EXCERPT TO READ:

It is accordingly an object of the present invention to provide an improved article handling system.

Another object is to provide an improved system of the above-character for handling rounds of ammunition.

An additional object is to provide an ammunition handling system of the above-character which is capable of handling different calibers of ammunition rounds.

A further object is to provide an ammunition handling system of the above-character wherein its total caliber round handling capability is achieved without changeout of its internal parts.

Another object is to provide an improved ammunition handling system which is rugged in construction, efficient to manufacture and service, and reliable in operation.

Other objects of the invention will in part be obvious and in part appear hereinafter.

SUMMARY OF THE INVENTION

In accordance with the present invention, there is provided an ammunition handling system comprising a ladder-type ammunition conveyor having a pair of endless chains interconnected at regular intervals by transverse ammunition round carrier elements between which the individual rounds are accommodated. The ammunition conveyor is trained around spaced sets of turnaround sprockets in a serpentine conveyor path to convey ammunition rounds to a transfer station where successive live round-spent round exchanges are effected. Control and guidance of ammunition round movement along the straight runs of the serpentine conveyor path between turnaround sprocket sets is provided by opposed surfaces of plural, elongated guide shelves supported on one another in a stacked array. The guide shelf surfaces and confronting surface formations of each consecutive pair of carrier elements are transversely arranged and contoured to afford positive round control during the conveyance of either one of at least two different calibers of ammunition. In addition to their ammunition round control and guidance functions, the guide shelves are commonly structured to rotatably mount a set of turnaround sprockets at either end thereof.

The invention accordingly comprises the features of construction, combinations of elements, and arrangements of parts, all of which will be exemplified in the construction hereinafter set forth, and the scope of the invention will be indicated in the claims.

For a fuller understanding of the nature and objects of the invention, reference may be had to the following description taken in connection with the accompanying drawings, in which:

FIG. 1 is a side elevational view of an ammunition resupply system constructed in accordance with the present invention;

FIG. 2 is a fragmentary, transverse sectional view of the resupply system of FIG. 1, showing the dual caliber handling capability thereof;

FIG. 3 is a perspective view illustrating a pair of carrier elements of the ammunition conveyor in FIG. 1 accommodating a smaller caliber of ammunition; and

FIG. 4 is a perspective view illustrating a pair of carrier elements of the ammunition conveyor in FIG. 1 accommodating a larger caliber of ammunition .

MATERIAL:

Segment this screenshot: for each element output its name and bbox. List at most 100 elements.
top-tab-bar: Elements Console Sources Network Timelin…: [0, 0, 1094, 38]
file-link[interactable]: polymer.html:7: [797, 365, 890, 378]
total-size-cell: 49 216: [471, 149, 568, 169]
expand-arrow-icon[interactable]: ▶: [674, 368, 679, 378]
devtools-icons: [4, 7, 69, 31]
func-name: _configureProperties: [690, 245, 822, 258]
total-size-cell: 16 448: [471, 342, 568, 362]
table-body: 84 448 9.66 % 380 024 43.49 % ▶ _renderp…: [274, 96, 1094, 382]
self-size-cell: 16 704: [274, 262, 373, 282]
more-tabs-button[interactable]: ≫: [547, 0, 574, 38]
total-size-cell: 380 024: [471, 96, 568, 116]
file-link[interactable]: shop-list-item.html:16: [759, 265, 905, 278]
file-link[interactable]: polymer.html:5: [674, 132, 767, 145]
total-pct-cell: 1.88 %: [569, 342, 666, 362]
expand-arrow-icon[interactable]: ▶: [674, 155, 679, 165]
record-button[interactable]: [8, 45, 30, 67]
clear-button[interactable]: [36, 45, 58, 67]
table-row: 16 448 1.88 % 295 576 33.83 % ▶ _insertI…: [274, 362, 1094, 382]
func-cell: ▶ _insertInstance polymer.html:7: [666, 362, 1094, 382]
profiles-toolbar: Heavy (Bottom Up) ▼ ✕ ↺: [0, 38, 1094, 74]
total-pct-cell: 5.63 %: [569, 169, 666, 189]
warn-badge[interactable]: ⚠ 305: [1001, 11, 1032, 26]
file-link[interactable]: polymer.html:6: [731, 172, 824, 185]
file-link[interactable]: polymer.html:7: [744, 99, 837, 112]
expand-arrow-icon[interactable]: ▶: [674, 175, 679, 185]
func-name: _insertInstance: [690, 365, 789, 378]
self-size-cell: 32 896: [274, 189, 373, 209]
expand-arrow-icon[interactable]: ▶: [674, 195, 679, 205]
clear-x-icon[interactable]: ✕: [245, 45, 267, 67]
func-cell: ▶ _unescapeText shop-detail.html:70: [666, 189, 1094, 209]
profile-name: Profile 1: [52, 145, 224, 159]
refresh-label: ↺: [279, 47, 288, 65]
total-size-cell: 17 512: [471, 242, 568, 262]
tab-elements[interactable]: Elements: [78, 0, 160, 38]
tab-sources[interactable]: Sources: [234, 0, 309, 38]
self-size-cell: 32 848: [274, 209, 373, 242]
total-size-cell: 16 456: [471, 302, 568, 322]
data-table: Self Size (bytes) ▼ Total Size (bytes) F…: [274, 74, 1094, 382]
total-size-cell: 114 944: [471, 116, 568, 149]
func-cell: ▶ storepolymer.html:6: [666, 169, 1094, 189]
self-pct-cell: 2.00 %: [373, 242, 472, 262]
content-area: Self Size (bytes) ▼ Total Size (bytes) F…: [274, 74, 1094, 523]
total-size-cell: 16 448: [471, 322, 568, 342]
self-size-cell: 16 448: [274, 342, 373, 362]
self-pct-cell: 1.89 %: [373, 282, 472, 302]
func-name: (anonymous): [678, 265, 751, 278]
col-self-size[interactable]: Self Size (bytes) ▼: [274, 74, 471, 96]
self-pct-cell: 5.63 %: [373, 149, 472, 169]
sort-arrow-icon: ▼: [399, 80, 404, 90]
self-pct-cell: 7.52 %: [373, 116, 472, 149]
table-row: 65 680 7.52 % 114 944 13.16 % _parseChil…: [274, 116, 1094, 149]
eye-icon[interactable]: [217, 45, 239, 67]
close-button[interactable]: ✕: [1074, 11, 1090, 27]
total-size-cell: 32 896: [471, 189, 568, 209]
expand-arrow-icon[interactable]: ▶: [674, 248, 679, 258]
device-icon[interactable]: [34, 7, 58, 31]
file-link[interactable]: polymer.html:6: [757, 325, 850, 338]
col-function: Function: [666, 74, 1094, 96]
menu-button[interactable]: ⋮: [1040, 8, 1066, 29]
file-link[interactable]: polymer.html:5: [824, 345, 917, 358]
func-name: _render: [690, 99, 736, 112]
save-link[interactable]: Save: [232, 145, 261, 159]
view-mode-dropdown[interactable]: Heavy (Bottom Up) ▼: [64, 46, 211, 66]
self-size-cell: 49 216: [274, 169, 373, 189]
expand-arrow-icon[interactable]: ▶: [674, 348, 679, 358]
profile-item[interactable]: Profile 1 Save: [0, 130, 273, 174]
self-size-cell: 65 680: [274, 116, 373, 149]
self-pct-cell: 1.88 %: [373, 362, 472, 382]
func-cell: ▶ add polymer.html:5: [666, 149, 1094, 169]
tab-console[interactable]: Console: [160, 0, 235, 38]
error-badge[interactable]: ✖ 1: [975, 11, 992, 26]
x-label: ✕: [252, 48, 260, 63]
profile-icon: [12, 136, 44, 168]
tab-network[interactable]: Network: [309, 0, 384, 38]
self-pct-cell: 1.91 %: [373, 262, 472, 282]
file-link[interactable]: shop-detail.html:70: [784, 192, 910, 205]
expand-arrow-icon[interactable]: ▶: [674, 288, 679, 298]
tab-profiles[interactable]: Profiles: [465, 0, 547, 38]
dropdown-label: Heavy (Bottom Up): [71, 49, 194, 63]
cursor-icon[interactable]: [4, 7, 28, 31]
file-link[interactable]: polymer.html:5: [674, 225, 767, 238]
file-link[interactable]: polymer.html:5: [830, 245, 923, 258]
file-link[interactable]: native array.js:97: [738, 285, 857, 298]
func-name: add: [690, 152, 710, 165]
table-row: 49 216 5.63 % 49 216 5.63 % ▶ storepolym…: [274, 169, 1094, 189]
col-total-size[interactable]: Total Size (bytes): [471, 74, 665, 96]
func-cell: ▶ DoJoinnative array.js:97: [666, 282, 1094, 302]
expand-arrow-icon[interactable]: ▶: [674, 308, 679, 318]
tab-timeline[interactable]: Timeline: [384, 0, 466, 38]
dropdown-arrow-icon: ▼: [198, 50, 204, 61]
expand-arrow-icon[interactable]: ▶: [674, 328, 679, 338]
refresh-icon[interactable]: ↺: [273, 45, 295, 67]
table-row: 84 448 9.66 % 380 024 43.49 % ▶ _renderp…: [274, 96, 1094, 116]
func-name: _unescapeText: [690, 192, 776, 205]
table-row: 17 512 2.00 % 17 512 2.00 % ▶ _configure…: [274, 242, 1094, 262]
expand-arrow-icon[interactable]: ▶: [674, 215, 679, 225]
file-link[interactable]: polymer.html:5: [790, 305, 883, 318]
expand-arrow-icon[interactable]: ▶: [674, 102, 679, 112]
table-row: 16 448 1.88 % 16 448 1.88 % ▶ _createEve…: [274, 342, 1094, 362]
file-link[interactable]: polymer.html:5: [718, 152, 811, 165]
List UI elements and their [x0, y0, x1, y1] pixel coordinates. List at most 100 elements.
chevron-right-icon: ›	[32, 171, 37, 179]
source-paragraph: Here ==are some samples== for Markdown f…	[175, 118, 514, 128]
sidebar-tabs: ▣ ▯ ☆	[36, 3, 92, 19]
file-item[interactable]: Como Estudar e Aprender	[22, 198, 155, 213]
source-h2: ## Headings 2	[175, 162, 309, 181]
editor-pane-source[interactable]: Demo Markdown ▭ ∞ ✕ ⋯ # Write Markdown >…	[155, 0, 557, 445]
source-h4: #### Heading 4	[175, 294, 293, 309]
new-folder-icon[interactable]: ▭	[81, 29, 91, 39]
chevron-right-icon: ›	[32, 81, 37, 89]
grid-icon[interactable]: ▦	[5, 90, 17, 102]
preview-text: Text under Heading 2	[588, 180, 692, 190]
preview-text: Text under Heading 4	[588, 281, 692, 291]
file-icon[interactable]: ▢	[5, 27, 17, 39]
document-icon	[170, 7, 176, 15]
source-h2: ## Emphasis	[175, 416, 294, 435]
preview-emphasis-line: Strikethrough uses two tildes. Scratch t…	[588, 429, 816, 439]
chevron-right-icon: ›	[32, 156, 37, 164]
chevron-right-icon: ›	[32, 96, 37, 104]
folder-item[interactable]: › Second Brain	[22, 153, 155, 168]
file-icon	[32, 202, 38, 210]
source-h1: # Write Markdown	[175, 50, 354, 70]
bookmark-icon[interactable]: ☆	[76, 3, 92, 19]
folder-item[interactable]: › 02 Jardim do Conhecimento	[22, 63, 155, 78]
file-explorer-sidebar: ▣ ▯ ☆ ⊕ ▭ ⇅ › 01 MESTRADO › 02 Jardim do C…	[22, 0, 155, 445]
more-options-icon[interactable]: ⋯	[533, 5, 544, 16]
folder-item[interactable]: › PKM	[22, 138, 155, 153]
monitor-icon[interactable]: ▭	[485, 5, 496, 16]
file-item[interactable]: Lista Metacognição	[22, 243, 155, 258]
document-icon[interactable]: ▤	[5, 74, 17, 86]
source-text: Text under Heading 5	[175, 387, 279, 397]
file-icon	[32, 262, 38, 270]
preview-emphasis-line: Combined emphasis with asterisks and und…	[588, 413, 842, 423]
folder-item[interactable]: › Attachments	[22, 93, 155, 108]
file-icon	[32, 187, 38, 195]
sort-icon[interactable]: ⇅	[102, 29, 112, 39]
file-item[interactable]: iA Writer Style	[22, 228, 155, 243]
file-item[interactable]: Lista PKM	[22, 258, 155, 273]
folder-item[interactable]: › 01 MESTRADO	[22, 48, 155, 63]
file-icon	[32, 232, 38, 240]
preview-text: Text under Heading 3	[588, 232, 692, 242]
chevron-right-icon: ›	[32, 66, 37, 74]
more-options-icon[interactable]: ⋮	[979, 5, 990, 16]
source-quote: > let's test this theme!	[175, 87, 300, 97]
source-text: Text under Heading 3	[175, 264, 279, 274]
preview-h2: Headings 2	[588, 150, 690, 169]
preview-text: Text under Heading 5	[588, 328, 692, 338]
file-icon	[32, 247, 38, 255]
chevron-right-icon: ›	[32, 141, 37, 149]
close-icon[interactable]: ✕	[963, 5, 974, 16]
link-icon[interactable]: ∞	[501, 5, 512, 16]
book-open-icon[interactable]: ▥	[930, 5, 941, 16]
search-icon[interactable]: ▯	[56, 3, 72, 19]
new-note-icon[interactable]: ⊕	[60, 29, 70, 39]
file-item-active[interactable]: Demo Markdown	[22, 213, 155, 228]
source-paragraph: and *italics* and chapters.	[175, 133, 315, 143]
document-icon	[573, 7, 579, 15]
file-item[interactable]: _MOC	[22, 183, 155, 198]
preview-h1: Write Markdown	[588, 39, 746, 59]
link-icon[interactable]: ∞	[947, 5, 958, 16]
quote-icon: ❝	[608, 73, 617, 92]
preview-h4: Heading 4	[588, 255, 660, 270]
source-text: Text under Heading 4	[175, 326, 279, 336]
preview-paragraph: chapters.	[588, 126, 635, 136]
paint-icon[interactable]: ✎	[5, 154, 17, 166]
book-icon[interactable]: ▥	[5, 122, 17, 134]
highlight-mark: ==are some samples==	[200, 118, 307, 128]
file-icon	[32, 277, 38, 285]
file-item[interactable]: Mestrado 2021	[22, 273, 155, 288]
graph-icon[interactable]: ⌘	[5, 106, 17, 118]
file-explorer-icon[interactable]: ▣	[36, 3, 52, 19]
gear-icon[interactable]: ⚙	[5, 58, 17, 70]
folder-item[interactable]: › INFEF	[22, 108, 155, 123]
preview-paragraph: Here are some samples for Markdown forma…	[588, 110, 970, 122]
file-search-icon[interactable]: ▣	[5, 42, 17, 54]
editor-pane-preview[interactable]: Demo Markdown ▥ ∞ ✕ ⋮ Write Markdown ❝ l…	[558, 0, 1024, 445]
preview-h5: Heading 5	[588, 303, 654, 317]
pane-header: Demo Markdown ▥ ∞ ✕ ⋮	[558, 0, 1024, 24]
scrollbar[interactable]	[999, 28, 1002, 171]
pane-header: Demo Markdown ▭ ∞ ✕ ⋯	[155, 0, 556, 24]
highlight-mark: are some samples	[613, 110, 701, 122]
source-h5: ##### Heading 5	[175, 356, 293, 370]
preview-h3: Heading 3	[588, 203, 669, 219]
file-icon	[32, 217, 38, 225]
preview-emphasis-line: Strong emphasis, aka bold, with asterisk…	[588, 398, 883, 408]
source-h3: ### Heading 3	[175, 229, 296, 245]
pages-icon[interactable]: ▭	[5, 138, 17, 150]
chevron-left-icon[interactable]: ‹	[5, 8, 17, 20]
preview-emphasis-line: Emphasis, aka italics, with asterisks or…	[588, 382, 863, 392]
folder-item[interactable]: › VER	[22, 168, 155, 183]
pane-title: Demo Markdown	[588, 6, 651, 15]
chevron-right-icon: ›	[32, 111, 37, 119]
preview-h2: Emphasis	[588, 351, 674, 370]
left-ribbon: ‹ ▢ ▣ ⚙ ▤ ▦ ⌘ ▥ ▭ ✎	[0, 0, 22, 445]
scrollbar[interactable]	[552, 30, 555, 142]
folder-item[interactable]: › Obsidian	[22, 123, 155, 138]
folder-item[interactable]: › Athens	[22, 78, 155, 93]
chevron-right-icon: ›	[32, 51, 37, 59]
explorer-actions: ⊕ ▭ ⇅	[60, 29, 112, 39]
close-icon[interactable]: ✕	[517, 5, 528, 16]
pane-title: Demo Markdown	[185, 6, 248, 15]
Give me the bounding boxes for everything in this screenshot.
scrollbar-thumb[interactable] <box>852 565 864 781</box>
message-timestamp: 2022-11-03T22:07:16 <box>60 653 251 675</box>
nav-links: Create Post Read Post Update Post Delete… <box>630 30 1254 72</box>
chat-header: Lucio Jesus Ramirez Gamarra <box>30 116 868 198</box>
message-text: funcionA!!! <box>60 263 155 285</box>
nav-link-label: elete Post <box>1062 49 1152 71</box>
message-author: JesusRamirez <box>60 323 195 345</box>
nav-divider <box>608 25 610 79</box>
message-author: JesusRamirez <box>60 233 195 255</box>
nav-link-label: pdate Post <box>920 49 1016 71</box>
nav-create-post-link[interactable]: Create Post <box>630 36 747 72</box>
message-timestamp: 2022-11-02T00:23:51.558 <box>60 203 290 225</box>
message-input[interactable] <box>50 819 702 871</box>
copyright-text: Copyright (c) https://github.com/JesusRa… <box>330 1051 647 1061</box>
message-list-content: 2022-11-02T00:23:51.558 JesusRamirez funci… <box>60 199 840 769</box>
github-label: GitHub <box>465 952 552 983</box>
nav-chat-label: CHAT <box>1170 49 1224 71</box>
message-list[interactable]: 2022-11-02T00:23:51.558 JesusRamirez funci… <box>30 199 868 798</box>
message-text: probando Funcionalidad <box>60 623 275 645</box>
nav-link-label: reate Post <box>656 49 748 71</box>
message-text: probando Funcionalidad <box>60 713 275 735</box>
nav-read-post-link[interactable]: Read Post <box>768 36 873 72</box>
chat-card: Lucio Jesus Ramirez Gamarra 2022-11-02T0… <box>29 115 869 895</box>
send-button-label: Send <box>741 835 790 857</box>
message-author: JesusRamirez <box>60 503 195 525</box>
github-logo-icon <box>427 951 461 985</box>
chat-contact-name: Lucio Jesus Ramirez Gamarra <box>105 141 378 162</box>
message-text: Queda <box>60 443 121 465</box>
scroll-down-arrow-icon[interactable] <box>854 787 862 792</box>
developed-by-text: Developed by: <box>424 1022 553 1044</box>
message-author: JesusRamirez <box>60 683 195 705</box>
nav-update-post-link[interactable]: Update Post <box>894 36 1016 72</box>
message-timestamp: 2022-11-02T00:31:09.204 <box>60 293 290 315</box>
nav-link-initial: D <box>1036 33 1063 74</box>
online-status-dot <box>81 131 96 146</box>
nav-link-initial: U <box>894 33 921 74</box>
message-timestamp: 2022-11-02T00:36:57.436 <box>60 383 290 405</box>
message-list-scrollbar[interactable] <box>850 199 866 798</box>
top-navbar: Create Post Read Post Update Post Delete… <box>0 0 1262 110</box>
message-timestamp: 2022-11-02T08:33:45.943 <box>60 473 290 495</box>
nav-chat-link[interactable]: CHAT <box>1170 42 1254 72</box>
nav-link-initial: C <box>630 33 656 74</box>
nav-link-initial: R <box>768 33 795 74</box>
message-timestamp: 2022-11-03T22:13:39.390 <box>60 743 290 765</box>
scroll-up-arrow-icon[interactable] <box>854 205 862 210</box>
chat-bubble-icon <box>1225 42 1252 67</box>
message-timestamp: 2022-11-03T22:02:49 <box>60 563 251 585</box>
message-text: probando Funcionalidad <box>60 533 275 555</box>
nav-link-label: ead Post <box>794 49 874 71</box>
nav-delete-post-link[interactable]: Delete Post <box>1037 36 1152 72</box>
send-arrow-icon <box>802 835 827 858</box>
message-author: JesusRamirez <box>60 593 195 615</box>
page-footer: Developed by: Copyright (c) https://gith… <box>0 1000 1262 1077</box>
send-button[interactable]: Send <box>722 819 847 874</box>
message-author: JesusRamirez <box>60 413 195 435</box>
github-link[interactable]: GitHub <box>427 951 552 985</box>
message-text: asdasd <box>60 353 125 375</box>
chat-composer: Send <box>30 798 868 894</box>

PROBLEMS TO SOLVE:
A. Please list every figure described in the passage about the ammunition handling system, along with the type of view each one is.
B. Print the lines of the listing from its first line up to and including the line with "func-name: _configureProperties: [690, 245, 822, 258]".
The listing has no connection to the passage about the ammunition handling system.

THE REPLIES:
A.
FIG. 1: side elevational view
FIG. 2: fragmentary, transverse sectional view
FIG. 3: perspective view
FIG. 4: perspective view

B.
Segment this screenshot: for each element output its name and bbox. List at most 100 elements.
top-tab-bar: Elements Console Sources Network Timelin…: [0, 0, 1094, 38]
file-link[interactable]: polymer.html:7: [797, 365, 890, 378]
total-size-cell: 49 216: [471, 149, 568, 169]
expand-arrow-icon[interactable]: ▶: [674, 368, 679, 378]
devtools-icons: [4, 7, 69, 31]
func-name: _configureProperties: [690, 245, 822, 258]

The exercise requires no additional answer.